Prompt >>
For the material that follows, list every line containing the word "panel".

Given information >>
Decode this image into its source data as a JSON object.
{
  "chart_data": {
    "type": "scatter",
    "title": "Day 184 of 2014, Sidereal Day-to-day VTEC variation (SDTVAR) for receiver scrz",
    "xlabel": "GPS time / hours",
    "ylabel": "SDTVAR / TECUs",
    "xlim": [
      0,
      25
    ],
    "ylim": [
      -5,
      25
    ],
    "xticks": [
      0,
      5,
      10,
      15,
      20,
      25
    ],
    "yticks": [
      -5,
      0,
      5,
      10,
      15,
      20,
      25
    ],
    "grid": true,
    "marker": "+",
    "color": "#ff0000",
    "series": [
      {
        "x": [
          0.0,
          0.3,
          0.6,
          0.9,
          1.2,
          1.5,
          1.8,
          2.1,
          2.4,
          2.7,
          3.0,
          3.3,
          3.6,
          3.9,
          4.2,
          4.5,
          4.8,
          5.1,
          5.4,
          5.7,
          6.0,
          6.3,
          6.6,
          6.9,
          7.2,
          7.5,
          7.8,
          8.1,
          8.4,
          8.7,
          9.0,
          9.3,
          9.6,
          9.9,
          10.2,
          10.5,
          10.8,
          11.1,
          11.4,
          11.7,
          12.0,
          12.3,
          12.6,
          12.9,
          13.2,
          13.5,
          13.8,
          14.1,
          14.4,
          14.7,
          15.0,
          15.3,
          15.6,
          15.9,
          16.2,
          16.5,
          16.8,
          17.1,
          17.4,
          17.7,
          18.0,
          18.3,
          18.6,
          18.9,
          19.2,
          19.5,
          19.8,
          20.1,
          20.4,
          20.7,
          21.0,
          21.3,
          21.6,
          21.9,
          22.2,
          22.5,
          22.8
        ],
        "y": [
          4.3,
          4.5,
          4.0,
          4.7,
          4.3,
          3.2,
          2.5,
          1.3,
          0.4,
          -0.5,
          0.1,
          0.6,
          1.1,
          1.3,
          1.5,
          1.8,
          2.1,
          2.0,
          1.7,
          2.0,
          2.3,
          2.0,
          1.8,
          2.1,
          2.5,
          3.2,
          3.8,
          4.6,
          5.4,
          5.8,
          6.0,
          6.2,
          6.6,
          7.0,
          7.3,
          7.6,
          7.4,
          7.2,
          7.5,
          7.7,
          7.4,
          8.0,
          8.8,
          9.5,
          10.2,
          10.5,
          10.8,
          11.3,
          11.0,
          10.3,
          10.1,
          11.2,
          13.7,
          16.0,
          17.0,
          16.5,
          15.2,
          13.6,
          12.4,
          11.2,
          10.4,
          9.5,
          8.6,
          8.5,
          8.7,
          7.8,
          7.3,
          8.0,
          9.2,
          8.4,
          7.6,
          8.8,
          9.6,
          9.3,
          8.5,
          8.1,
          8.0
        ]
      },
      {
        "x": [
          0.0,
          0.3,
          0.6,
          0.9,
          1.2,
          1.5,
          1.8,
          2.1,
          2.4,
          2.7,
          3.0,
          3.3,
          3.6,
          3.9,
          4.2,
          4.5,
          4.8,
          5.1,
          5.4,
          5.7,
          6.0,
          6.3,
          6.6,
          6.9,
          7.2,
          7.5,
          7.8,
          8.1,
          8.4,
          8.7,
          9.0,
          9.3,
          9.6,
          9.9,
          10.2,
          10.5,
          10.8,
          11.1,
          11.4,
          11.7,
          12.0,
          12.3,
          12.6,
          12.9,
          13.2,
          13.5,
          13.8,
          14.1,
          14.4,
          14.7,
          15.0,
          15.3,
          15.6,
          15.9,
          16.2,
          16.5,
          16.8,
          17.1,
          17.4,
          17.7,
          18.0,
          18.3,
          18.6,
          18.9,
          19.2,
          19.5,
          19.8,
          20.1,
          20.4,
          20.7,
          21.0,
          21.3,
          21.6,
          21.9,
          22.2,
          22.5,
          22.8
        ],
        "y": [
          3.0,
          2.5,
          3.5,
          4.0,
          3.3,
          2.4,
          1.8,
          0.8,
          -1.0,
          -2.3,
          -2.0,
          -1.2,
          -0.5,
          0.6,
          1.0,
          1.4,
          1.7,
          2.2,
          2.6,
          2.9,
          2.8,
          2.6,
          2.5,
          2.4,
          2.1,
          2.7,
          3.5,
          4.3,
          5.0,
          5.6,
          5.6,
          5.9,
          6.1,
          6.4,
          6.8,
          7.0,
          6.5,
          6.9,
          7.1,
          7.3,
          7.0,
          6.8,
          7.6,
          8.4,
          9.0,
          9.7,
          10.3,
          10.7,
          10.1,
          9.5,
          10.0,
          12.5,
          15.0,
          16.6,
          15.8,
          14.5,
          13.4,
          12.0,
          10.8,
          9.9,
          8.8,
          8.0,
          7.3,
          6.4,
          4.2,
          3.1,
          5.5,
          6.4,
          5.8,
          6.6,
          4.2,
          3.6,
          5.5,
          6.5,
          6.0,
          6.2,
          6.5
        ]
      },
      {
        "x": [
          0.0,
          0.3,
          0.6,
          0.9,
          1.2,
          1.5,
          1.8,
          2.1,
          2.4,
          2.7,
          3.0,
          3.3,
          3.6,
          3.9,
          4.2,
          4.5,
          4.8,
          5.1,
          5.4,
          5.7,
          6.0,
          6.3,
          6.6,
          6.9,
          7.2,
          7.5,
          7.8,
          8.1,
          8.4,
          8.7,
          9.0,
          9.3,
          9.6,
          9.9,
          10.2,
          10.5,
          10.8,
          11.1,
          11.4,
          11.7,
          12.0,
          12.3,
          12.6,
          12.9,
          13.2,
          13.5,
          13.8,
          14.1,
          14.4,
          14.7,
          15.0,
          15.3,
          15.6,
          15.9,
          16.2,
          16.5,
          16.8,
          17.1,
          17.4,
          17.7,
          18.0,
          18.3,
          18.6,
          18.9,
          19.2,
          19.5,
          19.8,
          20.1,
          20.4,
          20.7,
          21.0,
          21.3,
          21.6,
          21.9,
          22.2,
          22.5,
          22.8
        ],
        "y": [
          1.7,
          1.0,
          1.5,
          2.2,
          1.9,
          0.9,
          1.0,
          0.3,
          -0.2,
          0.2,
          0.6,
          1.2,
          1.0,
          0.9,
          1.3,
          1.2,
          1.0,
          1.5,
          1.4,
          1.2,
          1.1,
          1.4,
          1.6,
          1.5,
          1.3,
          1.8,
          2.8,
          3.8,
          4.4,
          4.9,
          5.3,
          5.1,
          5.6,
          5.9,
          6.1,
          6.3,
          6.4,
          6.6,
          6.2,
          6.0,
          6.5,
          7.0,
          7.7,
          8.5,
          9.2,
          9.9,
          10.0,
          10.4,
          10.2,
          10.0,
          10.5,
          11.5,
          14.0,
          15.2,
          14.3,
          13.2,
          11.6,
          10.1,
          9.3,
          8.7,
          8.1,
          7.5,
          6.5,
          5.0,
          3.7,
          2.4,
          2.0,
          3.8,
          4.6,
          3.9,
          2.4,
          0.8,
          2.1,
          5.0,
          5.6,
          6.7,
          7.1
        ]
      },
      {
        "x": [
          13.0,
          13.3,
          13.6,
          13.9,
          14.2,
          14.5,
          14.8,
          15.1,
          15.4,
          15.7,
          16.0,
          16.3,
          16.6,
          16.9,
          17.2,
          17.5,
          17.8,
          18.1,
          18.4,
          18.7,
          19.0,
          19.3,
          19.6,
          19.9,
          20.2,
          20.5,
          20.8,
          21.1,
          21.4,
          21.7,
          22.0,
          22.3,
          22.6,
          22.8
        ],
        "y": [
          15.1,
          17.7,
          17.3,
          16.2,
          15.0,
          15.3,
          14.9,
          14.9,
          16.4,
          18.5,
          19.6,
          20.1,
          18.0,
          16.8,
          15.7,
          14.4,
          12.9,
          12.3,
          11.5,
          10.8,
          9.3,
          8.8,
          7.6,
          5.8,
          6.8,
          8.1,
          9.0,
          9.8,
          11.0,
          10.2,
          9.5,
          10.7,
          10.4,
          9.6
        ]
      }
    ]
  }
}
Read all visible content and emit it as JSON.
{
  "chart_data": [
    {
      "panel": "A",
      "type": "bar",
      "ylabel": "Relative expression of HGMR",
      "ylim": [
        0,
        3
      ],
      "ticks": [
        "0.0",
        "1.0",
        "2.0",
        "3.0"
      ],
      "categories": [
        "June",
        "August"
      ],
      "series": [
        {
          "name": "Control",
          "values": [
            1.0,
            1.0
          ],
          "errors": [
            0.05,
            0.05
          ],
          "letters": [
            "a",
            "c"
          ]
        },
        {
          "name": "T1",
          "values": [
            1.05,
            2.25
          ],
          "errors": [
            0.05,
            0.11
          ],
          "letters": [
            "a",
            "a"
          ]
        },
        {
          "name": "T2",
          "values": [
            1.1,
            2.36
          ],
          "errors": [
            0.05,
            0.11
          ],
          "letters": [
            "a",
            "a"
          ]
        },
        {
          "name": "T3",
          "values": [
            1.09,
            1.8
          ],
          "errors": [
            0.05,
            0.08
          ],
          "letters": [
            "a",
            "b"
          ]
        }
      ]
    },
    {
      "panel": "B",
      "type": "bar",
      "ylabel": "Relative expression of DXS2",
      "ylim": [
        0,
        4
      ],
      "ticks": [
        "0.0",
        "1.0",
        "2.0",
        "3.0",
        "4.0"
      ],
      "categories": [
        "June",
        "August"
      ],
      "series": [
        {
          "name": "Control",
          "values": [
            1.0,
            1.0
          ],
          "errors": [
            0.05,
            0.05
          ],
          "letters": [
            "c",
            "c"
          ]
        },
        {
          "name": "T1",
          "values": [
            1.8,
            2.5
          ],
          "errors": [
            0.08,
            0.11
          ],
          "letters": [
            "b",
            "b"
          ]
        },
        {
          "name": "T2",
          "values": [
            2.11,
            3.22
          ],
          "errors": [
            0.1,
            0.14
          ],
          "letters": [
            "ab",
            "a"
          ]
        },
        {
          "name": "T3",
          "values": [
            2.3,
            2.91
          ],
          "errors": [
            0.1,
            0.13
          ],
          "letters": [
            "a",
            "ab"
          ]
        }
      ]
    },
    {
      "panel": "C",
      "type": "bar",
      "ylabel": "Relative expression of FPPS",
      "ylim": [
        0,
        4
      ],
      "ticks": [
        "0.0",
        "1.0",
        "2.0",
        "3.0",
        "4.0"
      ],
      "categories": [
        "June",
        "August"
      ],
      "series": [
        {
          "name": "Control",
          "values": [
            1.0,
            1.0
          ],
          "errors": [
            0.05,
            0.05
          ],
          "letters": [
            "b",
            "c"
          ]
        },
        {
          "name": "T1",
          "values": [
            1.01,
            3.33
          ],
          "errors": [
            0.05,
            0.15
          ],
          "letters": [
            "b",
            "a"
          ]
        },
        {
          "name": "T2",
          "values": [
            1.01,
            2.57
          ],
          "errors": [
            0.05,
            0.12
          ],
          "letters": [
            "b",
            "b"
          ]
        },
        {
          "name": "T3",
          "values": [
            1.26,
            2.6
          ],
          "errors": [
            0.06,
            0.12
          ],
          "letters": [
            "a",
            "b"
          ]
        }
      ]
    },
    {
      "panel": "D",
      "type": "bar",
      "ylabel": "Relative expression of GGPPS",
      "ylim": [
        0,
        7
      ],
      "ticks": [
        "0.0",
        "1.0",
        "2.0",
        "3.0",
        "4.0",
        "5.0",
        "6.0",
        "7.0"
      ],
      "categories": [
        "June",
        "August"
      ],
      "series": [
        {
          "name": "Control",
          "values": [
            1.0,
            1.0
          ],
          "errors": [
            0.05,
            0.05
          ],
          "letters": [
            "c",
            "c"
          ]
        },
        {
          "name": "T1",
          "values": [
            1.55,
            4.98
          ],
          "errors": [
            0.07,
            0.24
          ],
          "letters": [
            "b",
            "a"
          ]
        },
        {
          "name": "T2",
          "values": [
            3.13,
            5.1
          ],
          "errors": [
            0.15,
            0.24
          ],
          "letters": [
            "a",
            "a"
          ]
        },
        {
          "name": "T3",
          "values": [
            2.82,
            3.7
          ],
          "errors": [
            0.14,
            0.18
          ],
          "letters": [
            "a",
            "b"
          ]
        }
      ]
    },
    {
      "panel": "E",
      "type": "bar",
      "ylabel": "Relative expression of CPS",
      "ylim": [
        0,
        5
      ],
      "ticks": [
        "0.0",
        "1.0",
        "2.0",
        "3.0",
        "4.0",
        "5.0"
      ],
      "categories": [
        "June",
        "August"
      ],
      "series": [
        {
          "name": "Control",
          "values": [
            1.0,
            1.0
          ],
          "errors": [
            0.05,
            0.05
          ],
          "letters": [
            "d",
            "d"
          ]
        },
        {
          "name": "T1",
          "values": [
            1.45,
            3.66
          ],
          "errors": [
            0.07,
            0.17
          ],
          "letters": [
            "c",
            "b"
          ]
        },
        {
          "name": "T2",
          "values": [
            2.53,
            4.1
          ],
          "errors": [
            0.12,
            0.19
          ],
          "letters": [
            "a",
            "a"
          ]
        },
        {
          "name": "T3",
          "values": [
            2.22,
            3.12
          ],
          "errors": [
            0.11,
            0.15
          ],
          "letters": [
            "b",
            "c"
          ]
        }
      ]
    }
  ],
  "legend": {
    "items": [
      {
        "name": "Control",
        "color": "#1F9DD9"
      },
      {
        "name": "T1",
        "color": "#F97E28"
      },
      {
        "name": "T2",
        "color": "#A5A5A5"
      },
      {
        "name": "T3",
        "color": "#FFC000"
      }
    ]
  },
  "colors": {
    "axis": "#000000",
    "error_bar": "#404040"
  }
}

Correct response >>
      "panel": "A",
      "panel": "B",
      "panel": "C",
      "panel": "D",
      "panel": "E",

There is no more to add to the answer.